[START Dataset records]

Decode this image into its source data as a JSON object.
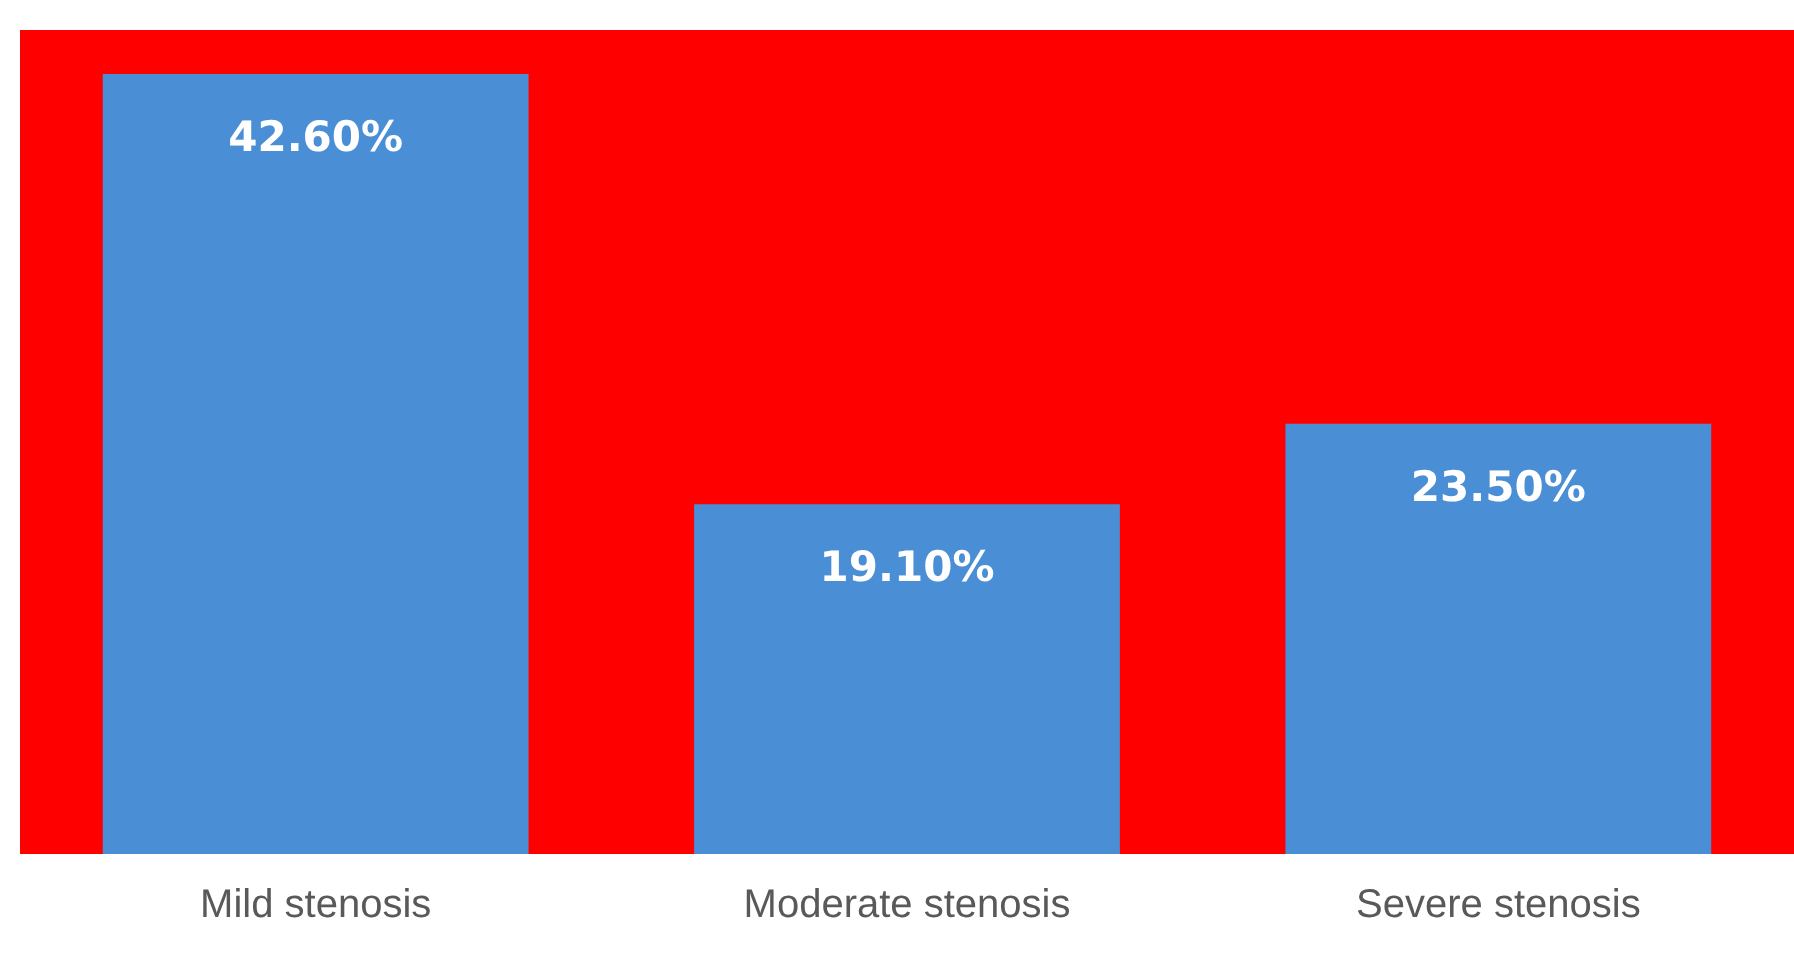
{
  "chart_data": {
    "type": "bar",
    "categories": [
      "Mild stenosis",
      "Moderate stenosis",
      "Severe stenosis"
    ],
    "values": [
      42.6,
      19.1,
      23.5
    ],
    "color": "#4a8fd6",
    "data_labels": true,
    "value_labels": [
      "42.60%",
      "19.10%",
      "23.50%"
    ],
    "grid": false,
    "legend": false
  }
}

[END Dataset records]

What is being asked
The records shown above are to be repeated exactly, with the pictures left out.

Output of the task
Decode this image into its source data as a JSON object.
{
  "chart_data": {
    "type": "bar",
    "categories": [
      "Mild stenosis",
      "Moderate stenosis",
      "Severe stenosis"
    ],
    "values": [
      42.6,
      19.1,
      23.5
    ],
    "color": "#4a8fd6",
    "data_labels": true,
    "value_labels": [
      "42.60%",
      "19.10%",
      "23.50%"
    ],
    "grid": false,
    "legend": false
  }
}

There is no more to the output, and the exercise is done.